## EXERCISE REQUIREMENTS
Give the number of lines that contain the string "siguiente", please, and nothing else.
==== DATA SUPPLIED
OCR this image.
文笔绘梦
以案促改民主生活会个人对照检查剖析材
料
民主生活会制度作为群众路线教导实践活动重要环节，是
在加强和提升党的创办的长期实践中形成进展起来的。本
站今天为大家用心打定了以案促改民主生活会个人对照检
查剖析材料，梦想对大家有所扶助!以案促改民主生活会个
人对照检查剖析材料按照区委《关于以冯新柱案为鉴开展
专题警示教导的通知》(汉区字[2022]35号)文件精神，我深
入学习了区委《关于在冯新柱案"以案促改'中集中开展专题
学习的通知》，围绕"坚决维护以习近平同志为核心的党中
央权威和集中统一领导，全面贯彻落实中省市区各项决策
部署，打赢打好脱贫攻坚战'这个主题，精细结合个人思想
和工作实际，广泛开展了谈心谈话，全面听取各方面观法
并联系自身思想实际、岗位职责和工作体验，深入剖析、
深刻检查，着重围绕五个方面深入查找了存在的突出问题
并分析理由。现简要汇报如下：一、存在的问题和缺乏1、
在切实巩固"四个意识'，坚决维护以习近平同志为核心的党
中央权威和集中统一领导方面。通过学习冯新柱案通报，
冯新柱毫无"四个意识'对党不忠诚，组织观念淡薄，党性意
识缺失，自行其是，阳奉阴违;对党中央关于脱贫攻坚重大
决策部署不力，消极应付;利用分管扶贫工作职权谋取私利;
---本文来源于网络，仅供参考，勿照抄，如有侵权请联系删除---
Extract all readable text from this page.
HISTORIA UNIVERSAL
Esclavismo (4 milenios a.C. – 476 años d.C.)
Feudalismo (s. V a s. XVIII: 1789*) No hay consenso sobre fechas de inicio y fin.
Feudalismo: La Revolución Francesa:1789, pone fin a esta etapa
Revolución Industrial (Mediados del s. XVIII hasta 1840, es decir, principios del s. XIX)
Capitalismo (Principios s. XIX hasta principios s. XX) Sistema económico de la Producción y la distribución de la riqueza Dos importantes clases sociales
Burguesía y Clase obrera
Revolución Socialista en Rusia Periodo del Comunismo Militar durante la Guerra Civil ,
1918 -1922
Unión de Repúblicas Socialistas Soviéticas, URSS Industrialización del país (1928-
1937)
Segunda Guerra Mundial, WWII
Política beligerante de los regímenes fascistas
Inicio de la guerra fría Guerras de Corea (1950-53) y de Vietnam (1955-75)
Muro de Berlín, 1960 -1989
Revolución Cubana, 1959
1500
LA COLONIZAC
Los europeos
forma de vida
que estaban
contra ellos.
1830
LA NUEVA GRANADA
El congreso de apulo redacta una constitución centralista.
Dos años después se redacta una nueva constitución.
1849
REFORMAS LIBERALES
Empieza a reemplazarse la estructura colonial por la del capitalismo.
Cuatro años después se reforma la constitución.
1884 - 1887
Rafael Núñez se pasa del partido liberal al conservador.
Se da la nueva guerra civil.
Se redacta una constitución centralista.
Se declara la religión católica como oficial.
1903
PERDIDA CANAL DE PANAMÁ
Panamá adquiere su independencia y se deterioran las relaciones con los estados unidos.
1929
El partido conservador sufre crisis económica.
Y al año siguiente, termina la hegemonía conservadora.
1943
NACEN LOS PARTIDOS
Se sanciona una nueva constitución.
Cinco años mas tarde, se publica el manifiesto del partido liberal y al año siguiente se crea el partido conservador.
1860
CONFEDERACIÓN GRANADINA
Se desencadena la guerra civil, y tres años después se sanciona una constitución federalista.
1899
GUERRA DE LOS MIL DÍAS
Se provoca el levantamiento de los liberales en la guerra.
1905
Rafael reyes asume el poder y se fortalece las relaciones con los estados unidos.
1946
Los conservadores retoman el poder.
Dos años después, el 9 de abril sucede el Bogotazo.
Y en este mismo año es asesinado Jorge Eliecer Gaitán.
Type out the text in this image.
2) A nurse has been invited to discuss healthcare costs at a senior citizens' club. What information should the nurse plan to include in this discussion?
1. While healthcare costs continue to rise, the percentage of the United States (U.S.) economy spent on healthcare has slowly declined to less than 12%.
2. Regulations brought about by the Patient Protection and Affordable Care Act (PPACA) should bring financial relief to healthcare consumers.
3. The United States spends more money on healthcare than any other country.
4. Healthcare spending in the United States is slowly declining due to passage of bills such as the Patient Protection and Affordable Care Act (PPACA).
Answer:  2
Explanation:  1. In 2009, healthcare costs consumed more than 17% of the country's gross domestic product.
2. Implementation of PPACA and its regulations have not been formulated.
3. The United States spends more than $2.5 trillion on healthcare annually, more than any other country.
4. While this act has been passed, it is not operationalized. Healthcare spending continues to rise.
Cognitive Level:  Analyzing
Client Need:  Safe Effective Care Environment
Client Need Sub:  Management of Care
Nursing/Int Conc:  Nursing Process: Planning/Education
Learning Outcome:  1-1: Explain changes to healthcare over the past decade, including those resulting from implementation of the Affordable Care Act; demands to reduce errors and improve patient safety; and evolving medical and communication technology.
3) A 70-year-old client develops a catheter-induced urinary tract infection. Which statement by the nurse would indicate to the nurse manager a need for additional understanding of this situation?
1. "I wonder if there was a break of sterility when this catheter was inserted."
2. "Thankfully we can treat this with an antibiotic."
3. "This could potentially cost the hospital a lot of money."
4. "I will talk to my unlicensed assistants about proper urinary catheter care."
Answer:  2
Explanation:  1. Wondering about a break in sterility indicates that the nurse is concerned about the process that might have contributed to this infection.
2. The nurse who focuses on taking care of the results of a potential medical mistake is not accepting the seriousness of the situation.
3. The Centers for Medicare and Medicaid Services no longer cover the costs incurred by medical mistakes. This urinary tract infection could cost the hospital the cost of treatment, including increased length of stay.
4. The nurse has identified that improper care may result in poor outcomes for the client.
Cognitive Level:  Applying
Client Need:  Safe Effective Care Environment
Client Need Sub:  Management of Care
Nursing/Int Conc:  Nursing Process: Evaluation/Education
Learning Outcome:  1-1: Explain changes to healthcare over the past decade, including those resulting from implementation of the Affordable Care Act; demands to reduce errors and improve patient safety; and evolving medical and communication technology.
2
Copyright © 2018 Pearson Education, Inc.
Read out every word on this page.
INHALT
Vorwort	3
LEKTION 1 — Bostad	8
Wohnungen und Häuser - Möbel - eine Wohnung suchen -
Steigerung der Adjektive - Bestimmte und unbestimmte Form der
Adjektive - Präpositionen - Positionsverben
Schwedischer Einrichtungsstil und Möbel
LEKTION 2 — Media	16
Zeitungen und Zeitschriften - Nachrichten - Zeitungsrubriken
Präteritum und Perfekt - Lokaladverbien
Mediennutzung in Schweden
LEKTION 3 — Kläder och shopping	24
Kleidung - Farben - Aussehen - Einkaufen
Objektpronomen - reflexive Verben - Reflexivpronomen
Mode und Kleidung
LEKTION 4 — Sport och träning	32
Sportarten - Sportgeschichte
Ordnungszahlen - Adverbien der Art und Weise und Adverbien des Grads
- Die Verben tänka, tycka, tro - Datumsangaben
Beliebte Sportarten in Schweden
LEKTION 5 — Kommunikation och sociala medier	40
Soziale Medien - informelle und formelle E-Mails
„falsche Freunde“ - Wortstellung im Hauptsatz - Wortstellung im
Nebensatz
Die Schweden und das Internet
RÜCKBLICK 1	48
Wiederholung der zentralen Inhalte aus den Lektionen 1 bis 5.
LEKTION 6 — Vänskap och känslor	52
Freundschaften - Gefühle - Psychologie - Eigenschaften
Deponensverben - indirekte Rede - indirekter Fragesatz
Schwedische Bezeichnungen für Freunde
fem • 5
========
## EXERCISE ANSWER
2